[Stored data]
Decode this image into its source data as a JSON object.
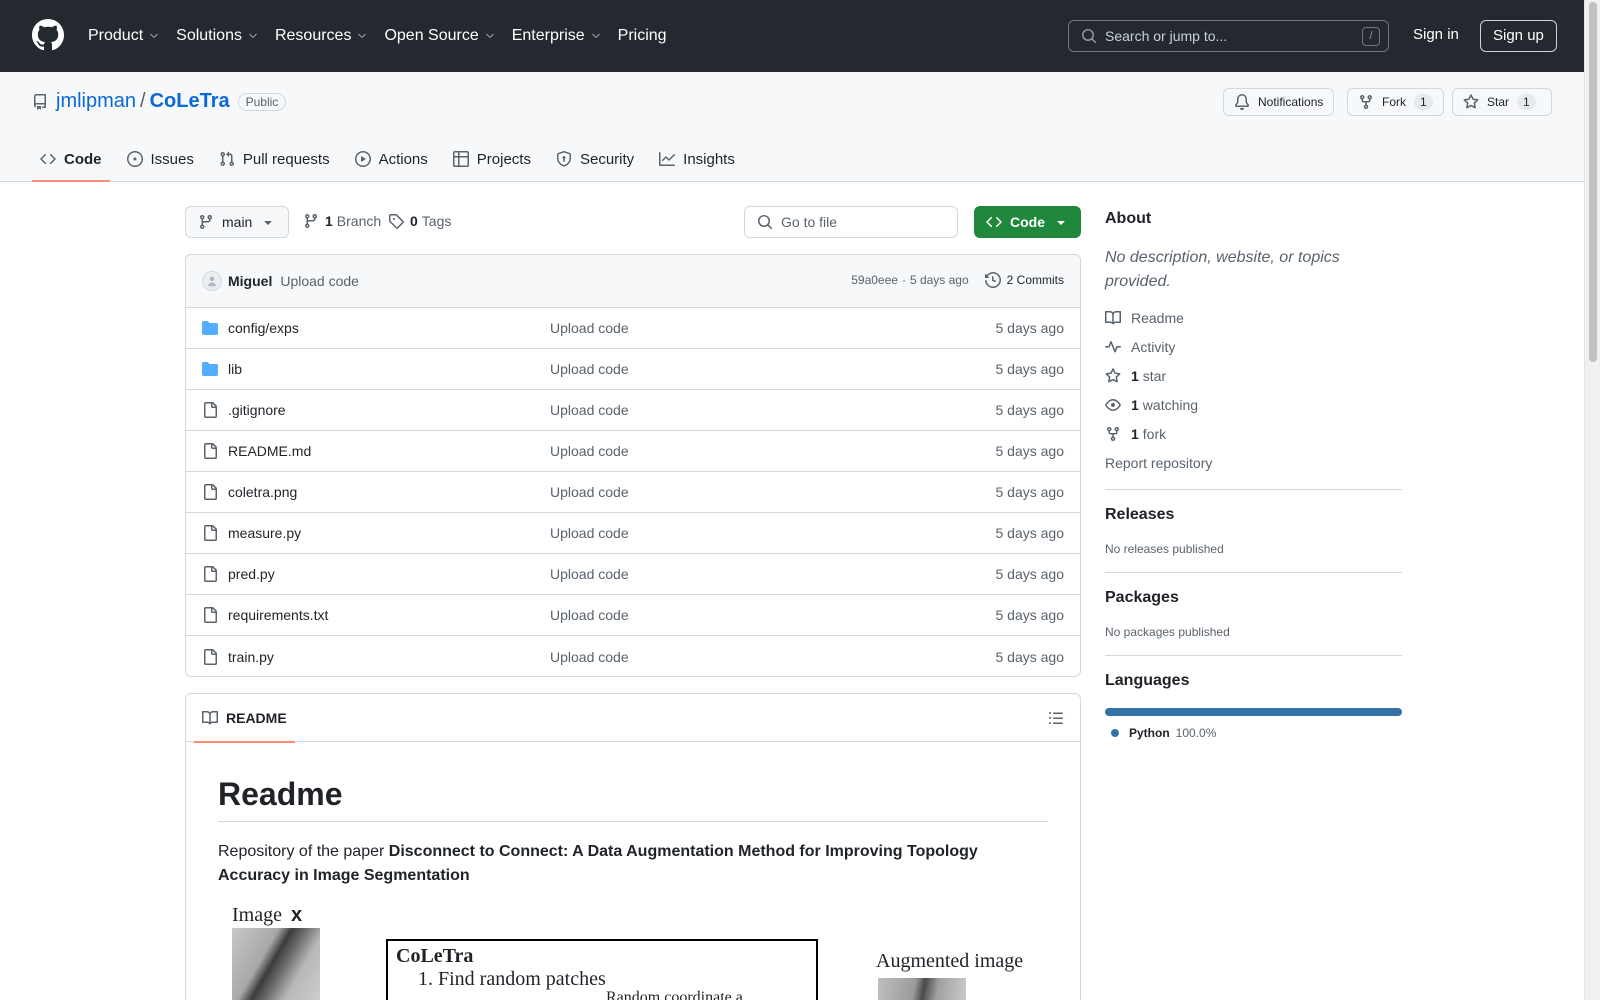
{
  "header": {
    "nav": [
      {
        "label": "Product",
        "chevron": true
      },
      {
        "label": "Solutions",
        "chevron": true
      },
      {
        "label": "Resources",
        "chevron": true
      },
      {
        "label": "Open Source",
        "chevron": true
      },
      {
        "label": "Enterprise",
        "chevron": true
      },
      {
        "label": "Pricing",
        "chevron": false
      }
    ],
    "search_placeholder": "Search or jump to...",
    "search_shortcut": "/",
    "signin": "Sign in",
    "signup": "Sign up"
  },
  "repo": {
    "owner": "jmlipman",
    "separator": "/",
    "name": "CoLeTra",
    "visibility": "Public",
    "notifications_label": "Notifications",
    "fork_label": "Fork",
    "fork_count": "1",
    "star_label": "Star",
    "star_count": "1",
    "tabs": [
      {
        "label": "Code",
        "icon": "code-icon",
        "active": true
      },
      {
        "label": "Issues",
        "icon": "issue-icon",
        "active": false
      },
      {
        "label": "Pull requests",
        "icon": "pull-request-icon",
        "active": false
      },
      {
        "label": "Actions",
        "icon": "play-icon",
        "active": false
      },
      {
        "label": "Projects",
        "icon": "table-icon",
        "active": false
      },
      {
        "label": "Security",
        "icon": "shield-icon",
        "active": false
      },
      {
        "label": "Insights",
        "icon": "graph-icon",
        "active": false
      }
    ]
  },
  "toolbar": {
    "branch": "main",
    "branch_count": "1",
    "branch_label": "Branch",
    "tag_count": "0",
    "tag_label": "Tags",
    "gofile_placeholder": "Go to file",
    "code_button": "Code"
  },
  "commit": {
    "author": "Miguel",
    "message": "Upload code",
    "hash": "59a0eee",
    "dot": "·",
    "time": "5 days ago",
    "commits": "2 Commits"
  },
  "files": [
    {
      "name": "config/exps",
      "type": "folder",
      "message": "Upload code",
      "date": "5 days ago"
    },
    {
      "name": "lib",
      "type": "folder",
      "message": "Upload code",
      "date": "5 days ago"
    },
    {
      "name": ".gitignore",
      "type": "file",
      "message": "Upload code",
      "date": "5 days ago"
    },
    {
      "name": "README.md",
      "type": "file",
      "message": "Upload code",
      "date": "5 days ago"
    },
    {
      "name": "coletra.png",
      "type": "file",
      "message": "Upload code",
      "date": "5 days ago"
    },
    {
      "name": "measure.py",
      "type": "file",
      "message": "Upload code",
      "date": "5 days ago"
    },
    {
      "name": "pred.py",
      "type": "file",
      "message": "Upload code",
      "date": "5 days ago"
    },
    {
      "name": "requirements.txt",
      "type": "file",
      "message": "Upload code",
      "date": "5 days ago"
    },
    {
      "name": "train.py",
      "type": "file",
      "message": "Upload code",
      "date": "5 days ago"
    }
  ],
  "readme": {
    "tab_label": "README",
    "title": "Readme",
    "intro": "Repository of the paper ",
    "paper_title": "Disconnect to Connect: A Data Augmentation Method for Improving Topology Accuracy in Image Segmentation",
    "figure": {
      "image_label": "Image",
      "image_var": "x",
      "box_title": "CoLeTra",
      "step1": "1. Find random patches",
      "step1_sub": "Random coordinate a",
      "augmented_label": "Augmented image"
    }
  },
  "sidebar": {
    "about_title": "About",
    "about_desc": "No description, website, or topics provided.",
    "links": [
      {
        "icon": "book-icon",
        "count": "",
        "label": "Readme"
      },
      {
        "icon": "pulse-icon",
        "count": "",
        "label": "Activity"
      },
      {
        "icon": "star-icon",
        "count": "1",
        "label": "star"
      },
      {
        "icon": "eye-icon",
        "count": "1",
        "label": "watching"
      },
      {
        "icon": "fork-icon",
        "count": "1",
        "label": "fork"
      }
    ],
    "report": "Report repository",
    "releases_title": "Releases",
    "releases_text": "No releases published",
    "packages_title": "Packages",
    "packages_text": "No packages published",
    "languages_title": "Languages",
    "language": "Python",
    "language_pct": "100.0%",
    "language_share": 1.0,
    "language_color": "#3572A5"
  },
  "colors": {
    "header_bg": "#24292f",
    "link": "#0969da",
    "primary_button": "#1f883d",
    "folder": "#54aeff",
    "active_tab_underline": "#fd8c73"
  }
}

### Exercise objective
Copy the material exactly. Do not include the pictures.

### Written response
Decode this image into its source data as a JSON object.
{
  "header": {
    "nav": [
      {
        "label": "Product",
        "chevron": true
      },
      {
        "label": "Solutions",
        "chevron": true
      },
      {
        "label": "Resources",
        "chevron": true
      },
      {
        "label": "Open Source",
        "chevron": true
      },
      {
        "label": "Enterprise",
        "chevron": true
      },
      {
        "label": "Pricing",
        "chevron": false
      }
    ],
    "search_placeholder": "Search or jump to...",
    "search_shortcut": "/",
    "signin": "Sign in",
    "signup": "Sign up"
  },
  "repo": {
    "owner": "jmlipman",
    "separator": "/",
    "name": "CoLeTra",
    "visibility": "Public",
    "notifications_label": "Notifications",
    "fork_label": "Fork",
    "fork_count": "1",
    "star_label": "Star",
    "star_count": "1",
    "tabs": [
      {
        "label": "Code",
        "icon": "code-icon",
        "active": true
      },
      {
        "label": "Issues",
        "icon": "issue-icon",
        "active": false
      },
      {
        "label": "Pull requests",
        "icon": "pull-request-icon",
        "active": false
      },
      {
        "label": "Actions",
        "icon": "play-icon",
        "active": false
      },
      {
        "label": "Projects",
        "icon": "table-icon",
        "active": false
      },
      {
        "label": "Security",
        "icon": "shield-icon",
        "active": false
      },
      {
        "label": "Insights",
        "icon": "graph-icon",
        "active": false
      }
    ]
  },
  "toolbar": {
    "branch": "main",
    "branch_count": "1",
    "branch_label": "Branch",
    "tag_count": "0",
    "tag_label": "Tags",
    "gofile_placeholder": "Go to file",
    "code_button": "Code"
  },
  "commit": {
    "author": "Miguel",
    "message": "Upload code",
    "hash": "59a0eee",
    "dot": "·",
    "time": "5 days ago",
    "commits": "2 Commits"
  },
  "files": [
    {
      "name": "config/exps",
      "type": "folder",
      "message": "Upload code",
      "date": "5 days ago"
    },
    {
      "name": "lib",
      "type": "folder",
      "message": "Upload code",
      "date": "5 days ago"
    },
    {
      "name": ".gitignore",
      "type": "file",
      "message": "Upload code",
      "date": "5 days ago"
    },
    {
      "name": "README.md",
      "type": "file",
      "message": "Upload code",
      "date": "5 days ago"
    },
    {
      "name": "coletra.png",
      "type": "file",
      "message": "Upload code",
      "date": "5 days ago"
    },
    {
      "name": "measure.py",
      "type": "file",
      "message": "Upload code",
      "date": "5 days ago"
    },
    {
      "name": "pred.py",
      "type": "file",
      "message": "Upload code",
      "date": "5 days ago"
    },
    {
      "name": "requirements.txt",
      "type": "file",
      "message": "Upload code",
      "date": "5 days ago"
    },
    {
      "name": "train.py",
      "type": "file",
      "message": "Upload code",
      "date": "5 days ago"
    }
  ],
  "readme": {
    "tab_label": "README",
    "title": "Readme",
    "intro": "Repository of the paper ",
    "paper_title": "Disconnect to Connect: A Data Augmentation Method for Improving Topology Accuracy in Image Segmentation",
    "figure": {
      "image_label": "Image",
      "image_var": "x",
      "box_title": "CoLeTra",
      "step1": "1. Find random patches",
      "step1_sub": "Random coordinate a",
      "augmented_label": "Augmented image"
    }
  },
  "sidebar": {
    "about_title": "About",
    "about_desc": "No description, website, or topics provided.",
    "links": [
      {
        "icon": "book-icon",
        "count": "",
        "label": "Readme"
      },
      {
        "icon": "pulse-icon",
        "count": "",
        "label": "Activity"
      },
      {
        "icon": "star-icon",
        "count": "1",
        "label": "star"
      },
      {
        "icon": "eye-icon",
        "count": "1",
        "label": "watching"
      },
      {
        "icon": "fork-icon",
        "count": "1",
        "label": "fork"
      }
    ],
    "report": "Report repository",
    "releases_title": "Releases",
    "releases_text": "No releases published",
    "packages_title": "Packages",
    "packages_text": "No packages published",
    "languages_title": "Languages",
    "language": "Python",
    "language_pct": "100.0%",
    "language_share": 1.0,
    "language_color": "#3572A5"
  },
  "colors": {
    "header_bg": "#24292f",
    "link": "#0969da",
    "primary_button": "#1f883d",
    "folder": "#54aeff",
    "active_tab_underline": "#fd8c73"
  }
}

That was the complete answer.